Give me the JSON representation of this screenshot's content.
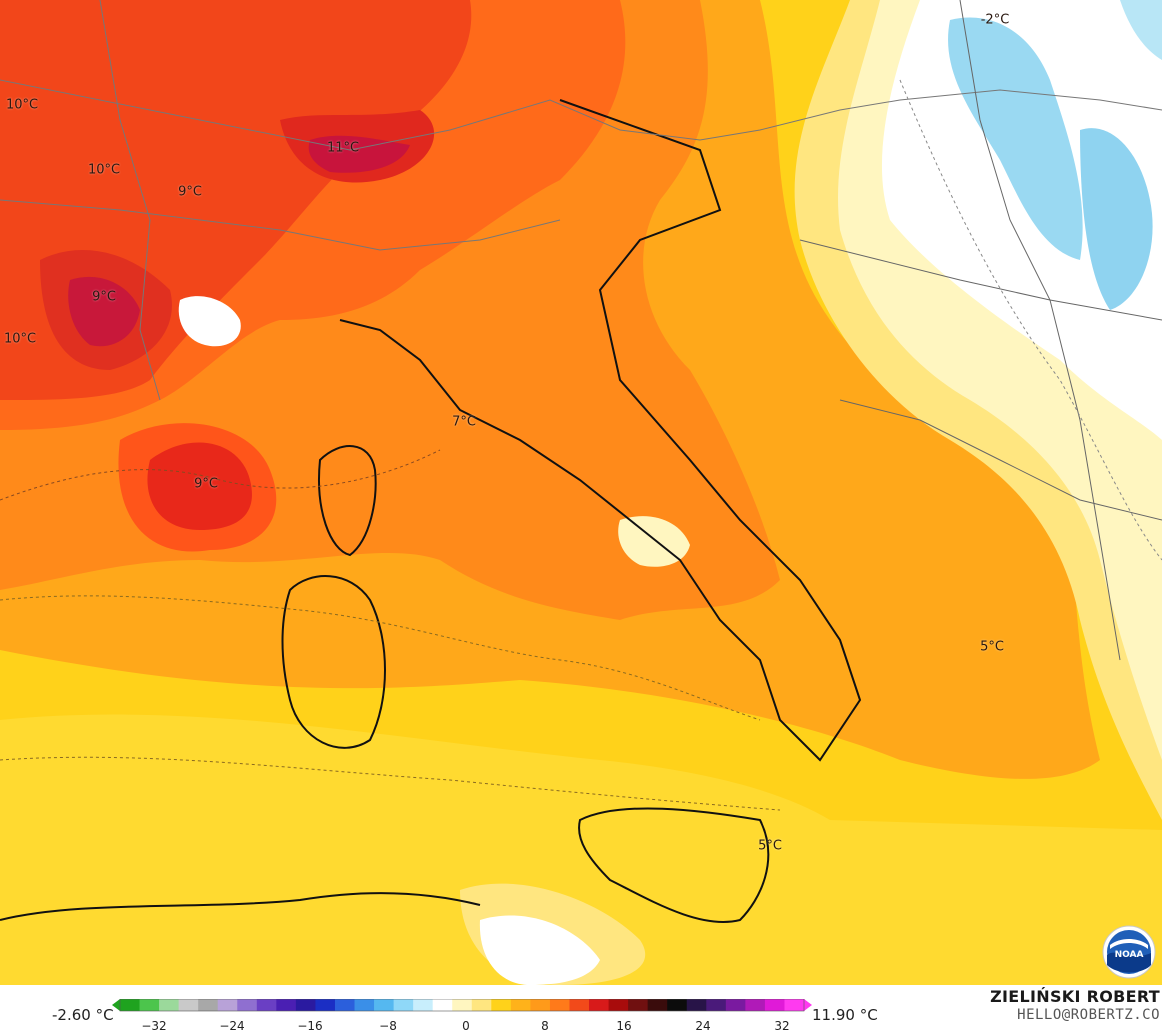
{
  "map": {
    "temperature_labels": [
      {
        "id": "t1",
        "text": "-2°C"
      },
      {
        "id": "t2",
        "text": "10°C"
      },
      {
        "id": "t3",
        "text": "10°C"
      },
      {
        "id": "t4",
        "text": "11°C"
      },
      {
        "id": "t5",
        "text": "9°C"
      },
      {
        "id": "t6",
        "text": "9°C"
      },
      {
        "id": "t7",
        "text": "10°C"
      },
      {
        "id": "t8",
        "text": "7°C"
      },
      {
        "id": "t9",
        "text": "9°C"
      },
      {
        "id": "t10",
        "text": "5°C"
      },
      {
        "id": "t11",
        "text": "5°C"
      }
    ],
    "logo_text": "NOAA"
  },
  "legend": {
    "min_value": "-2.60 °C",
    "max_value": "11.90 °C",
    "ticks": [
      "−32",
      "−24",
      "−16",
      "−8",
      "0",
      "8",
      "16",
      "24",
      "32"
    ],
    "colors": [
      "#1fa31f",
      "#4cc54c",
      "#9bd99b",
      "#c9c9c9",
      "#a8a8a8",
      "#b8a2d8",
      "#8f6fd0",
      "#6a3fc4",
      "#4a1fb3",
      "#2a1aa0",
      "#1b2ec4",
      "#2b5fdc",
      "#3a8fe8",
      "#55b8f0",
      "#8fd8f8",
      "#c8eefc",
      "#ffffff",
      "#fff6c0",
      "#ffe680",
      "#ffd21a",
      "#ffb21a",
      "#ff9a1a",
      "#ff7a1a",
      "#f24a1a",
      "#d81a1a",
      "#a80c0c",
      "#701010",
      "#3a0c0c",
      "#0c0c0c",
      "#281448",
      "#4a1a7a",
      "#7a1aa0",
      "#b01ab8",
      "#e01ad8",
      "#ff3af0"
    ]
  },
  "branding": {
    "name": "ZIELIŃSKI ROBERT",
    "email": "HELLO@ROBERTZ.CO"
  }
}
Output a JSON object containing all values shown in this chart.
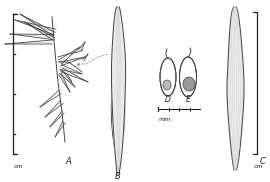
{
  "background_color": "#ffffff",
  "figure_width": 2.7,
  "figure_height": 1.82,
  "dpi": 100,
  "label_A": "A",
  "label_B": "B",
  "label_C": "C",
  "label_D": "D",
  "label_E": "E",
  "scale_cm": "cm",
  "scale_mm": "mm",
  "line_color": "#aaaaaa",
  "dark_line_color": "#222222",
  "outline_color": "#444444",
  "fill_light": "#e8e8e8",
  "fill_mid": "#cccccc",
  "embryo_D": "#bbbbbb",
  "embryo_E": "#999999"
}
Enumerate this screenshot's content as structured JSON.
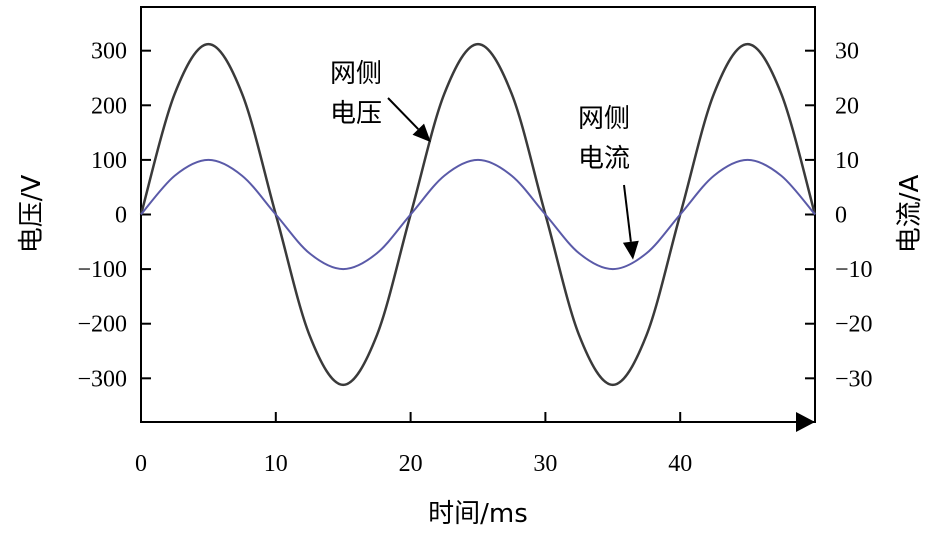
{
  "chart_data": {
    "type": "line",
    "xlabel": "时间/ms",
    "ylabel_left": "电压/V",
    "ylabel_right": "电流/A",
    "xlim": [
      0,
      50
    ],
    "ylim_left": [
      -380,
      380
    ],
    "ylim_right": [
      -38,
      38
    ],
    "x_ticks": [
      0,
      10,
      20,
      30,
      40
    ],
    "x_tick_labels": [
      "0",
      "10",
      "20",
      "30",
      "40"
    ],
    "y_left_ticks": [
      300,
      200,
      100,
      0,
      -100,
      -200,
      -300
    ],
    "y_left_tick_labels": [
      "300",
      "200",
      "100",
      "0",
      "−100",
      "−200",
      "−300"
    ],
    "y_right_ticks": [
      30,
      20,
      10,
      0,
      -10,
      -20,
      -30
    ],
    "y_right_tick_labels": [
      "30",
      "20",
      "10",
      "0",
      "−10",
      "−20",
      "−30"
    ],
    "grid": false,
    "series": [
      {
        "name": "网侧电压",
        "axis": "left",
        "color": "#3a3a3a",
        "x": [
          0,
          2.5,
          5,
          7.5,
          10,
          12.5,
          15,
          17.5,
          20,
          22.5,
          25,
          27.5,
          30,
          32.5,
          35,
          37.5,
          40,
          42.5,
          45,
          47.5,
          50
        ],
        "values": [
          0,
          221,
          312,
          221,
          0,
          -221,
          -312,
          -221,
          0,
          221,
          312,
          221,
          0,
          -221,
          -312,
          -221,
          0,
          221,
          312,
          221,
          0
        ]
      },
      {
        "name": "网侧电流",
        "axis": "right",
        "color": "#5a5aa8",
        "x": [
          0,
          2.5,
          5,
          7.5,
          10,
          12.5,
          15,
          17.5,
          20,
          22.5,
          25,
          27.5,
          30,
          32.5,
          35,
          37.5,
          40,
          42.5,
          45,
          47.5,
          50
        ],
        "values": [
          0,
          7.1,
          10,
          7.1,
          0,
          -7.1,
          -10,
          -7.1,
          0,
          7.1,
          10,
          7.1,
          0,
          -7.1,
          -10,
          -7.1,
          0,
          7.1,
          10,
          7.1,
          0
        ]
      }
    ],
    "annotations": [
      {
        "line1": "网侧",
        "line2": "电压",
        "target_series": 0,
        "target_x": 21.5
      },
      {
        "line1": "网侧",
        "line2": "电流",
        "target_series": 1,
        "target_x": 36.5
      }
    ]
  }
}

● Given problem:
Copy the records word for word, leaving no picture in the copy.

● Answer below:
Give me the JSON representation of this screenshot's content.
{
  "map": {
    "temperature_labels": [
      {
        "id": "t1",
        "text": "-2°C"
      },
      {
        "id": "t2",
        "text": "10°C"
      },
      {
        "id": "t3",
        "text": "10°C"
      },
      {
        "id": "t4",
        "text": "11°C"
      },
      {
        "id": "t5",
        "text": "9°C"
      },
      {
        "id": "t6",
        "text": "9°C"
      },
      {
        "id": "t7",
        "text": "10°C"
      },
      {
        "id": "t8",
        "text": "7°C"
      },
      {
        "id": "t9",
        "text": "9°C"
      },
      {
        "id": "t10",
        "text": "5°C"
      },
      {
        "id": "t11",
        "text": "5°C"
      }
    ],
    "logo_text": "NOAA"
  },
  "legend": {
    "min_value": "-2.60 °C",
    "max_value": "11.90 °C",
    "ticks": [
      "−32",
      "−24",
      "−16",
      "−8",
      "0",
      "8",
      "16",
      "24",
      "32"
    ],
    "colors": [
      "#1fa31f",
      "#4cc54c",
      "#9bd99b",
      "#c9c9c9",
      "#a8a8a8",
      "#b8a2d8",
      "#8f6fd0",
      "#6a3fc4",
      "#4a1fb3",
      "#2a1aa0",
      "#1b2ec4",
      "#2b5fdc",
      "#3a8fe8",
      "#55b8f0",
      "#8fd8f8",
      "#c8eefc",
      "#ffffff",
      "#fff6c0",
      "#ffe680",
      "#ffd21a",
      "#ffb21a",
      "#ff9a1a",
      "#ff7a1a",
      "#f24a1a",
      "#d81a1a",
      "#a80c0c",
      "#701010",
      "#3a0c0c",
      "#0c0c0c",
      "#281448",
      "#4a1a7a",
      "#7a1aa0",
      "#b01ab8",
      "#e01ad8",
      "#ff3af0"
    ]
  },
  "branding": {
    "name": "ZIELIŃSKI ROBERT",
    "email": "HELLO@ROBERTZ.CO"
  }
}
Output a JSON object containing all values shown in this chart.
{
  "background_color": "#ffffff",
  "figure_width": 2.7,
  "figure_height": 1.82,
  "dpi": 100,
  "label_A": "A",
  "label_B": "B",
  "label_C": "C",
  "label_D": "D",
  "label_E": "E",
  "scale_cm": "cm",
  "scale_mm": "mm",
  "line_color": "#aaaaaa",
  "dark_line_color": "#222222",
  "outline_color": "#444444",
  "fill_light": "#e8e8e8",
  "fill_mid": "#cccccc",
  "embryo_D": "#bbbbbb",
  "embryo_E": "#999999"
}
Enumerate this screenshot's content as structured JSON.
{
  "chart_data": {
    "type": "line",
    "xlabel": "时间/ms",
    "ylabel_left": "电压/V",
    "ylabel_right": "电流/A",
    "xlim": [
      0,
      50
    ],
    "ylim_left": [
      -380,
      380
    ],
    "ylim_right": [
      -38,
      38
    ],
    "x_ticks": [
      0,
      10,
      20,
      30,
      40
    ],
    "x_tick_labels": [
      "0",
      "10",
      "20",
      "30",
      "40"
    ],
    "y_left_ticks": [
      300,
      200,
      100,
      0,
      -100,
      -200,
      -300
    ],
    "y_left_tick_labels": [
      "300",
      "200",
      "100",
      "0",
      "−100",
      "−200",
      "−300"
    ],
    "y_right_ticks": [
      30,
      20,
      10,
      0,
      -10,
      -20,
      -30
    ],
    "y_right_tick_labels": [
      "30",
      "20",
      "10",
      "0",
      "−10",
      "−20",
      "−30"
    ],
    "grid": false,
    "series": [
      {
        "name": "网侧电压",
        "axis": "left",
        "color": "#3a3a3a",
        "x": [
          0,
          2.5,
          5,
          7.5,
          10,
          12.5,
          15,
          17.5,
          20,
          22.5,
          25,
          27.5,
          30,
          32.5,
          35,
          37.5,
          40,
          42.5,
          45,
          47.5,
          50
        ],
        "values": [
          0,
          221,
          312,
          221,
          0,
          -221,
          -312,
          -221,
          0,
          221,
          312,
          221,
          0,
          -221,
          -312,
          -221,
          0,
          221,
          312,
          221,
          0
        ]
      },
      {
        "name": "网侧电流",
        "axis": "right",
        "color": "#5a5aa8",
        "x": [
          0,
          2.5,
          5,
          7.5,
          10,
          12.5,
          15,
          17.5,
          20,
          22.5,
          25,
          27.5,
          30,
          32.5,
          35,
          37.5,
          40,
          42.5,
          45,
          47.5,
          50
        ],
        "values": [
          0,
          7.1,
          10,
          7.1,
          0,
          -7.1,
          -10,
          -7.1,
          0,
          7.1,
          10,
          7.1,
          0,
          -7.1,
          -10,
          -7.1,
          0,
          7.1,
          10,
          7.1,
          0
        ]
      }
    ],
    "annotations": [
      {
        "line1": "网侧",
        "line2": "电压",
        "target_series": 0,
        "target_x": 21.5
      },
      {
        "line1": "网侧",
        "line2": "电流",
        "target_series": 1,
        "target_x": 36.5
      }
    ]
  }
}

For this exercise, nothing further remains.